Given records
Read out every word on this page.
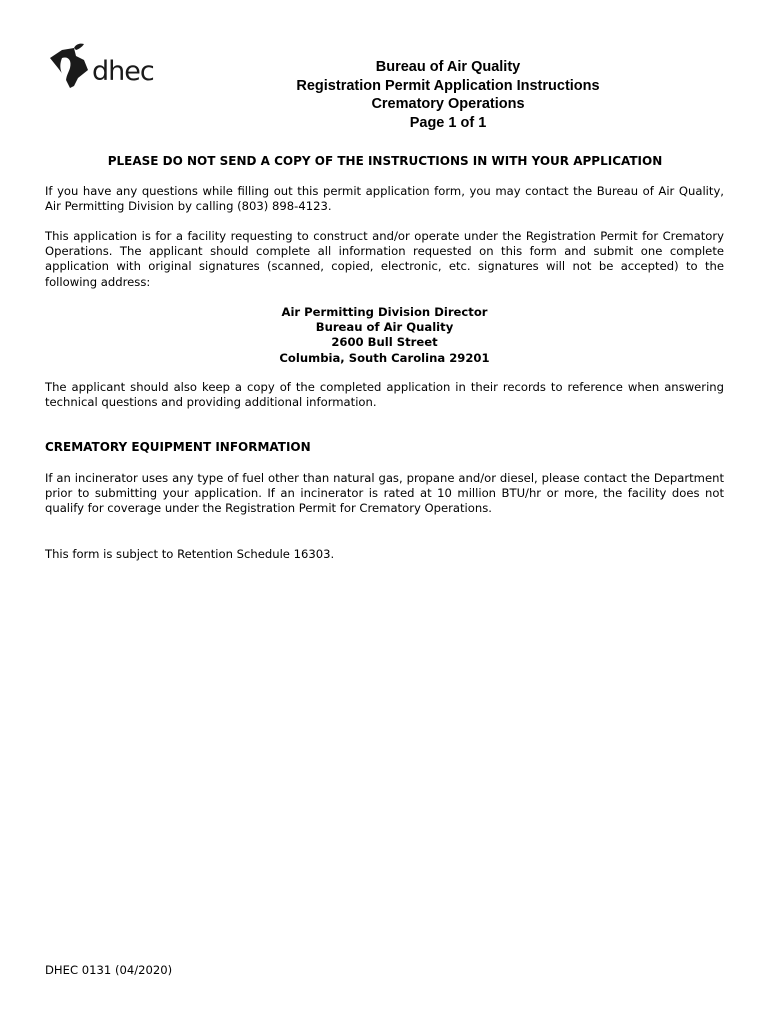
dhec	Bureau of Air Quality
Registration Permit Application Instructions
Crematory Operations
Page 1 of 1
PLEASE DO NOT SEND A COPY OF THE INSTRUCTIONS IN WITH YOUR APPLICATION
If you have any questions while filling out this permit application form, you may contact the Bureau of Air Quality, Air Permitting Division by calling (803) 898-4123.
This application is for a facility requesting to construct and/or operate under the Registration Permit for Crematory Operations. The applicant should complete all information requested on this form and submit one complete application with original signatures (scanned, copied, electronic, etc. signatures will not be accepted) to the following address:
Air Permitting Division Director
Bureau of Air Quality
2600 Bull Street
Columbia, South Carolina 29201
The applicant should also keep a copy of the completed application in their records to reference when answering technical questions and providing additional information.
CREMATORY EQUIPMENT INFORMATION
If an incinerator uses any type of fuel other than natural gas, propane and/or diesel, please contact the Department prior to submitting your application. If an incinerator is rated at 10 million BTU/hr or more, the facility does not qualify for coverage under the Registration Permit for Crematory Operations.
This form is subject to Retention Schedule 16303.
DHEC 0131 (04/2020)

Your objective
Write out every line of the listing that holds the word "questions".

Final result
If you have any questions while filling out this permit application form, you may contact the Bureau of Air Quality, Air Permitting Division by calling (803) 898-4123.
The applicant should also keep a copy of the completed application in their records to reference when answering technical questions and providing additional information.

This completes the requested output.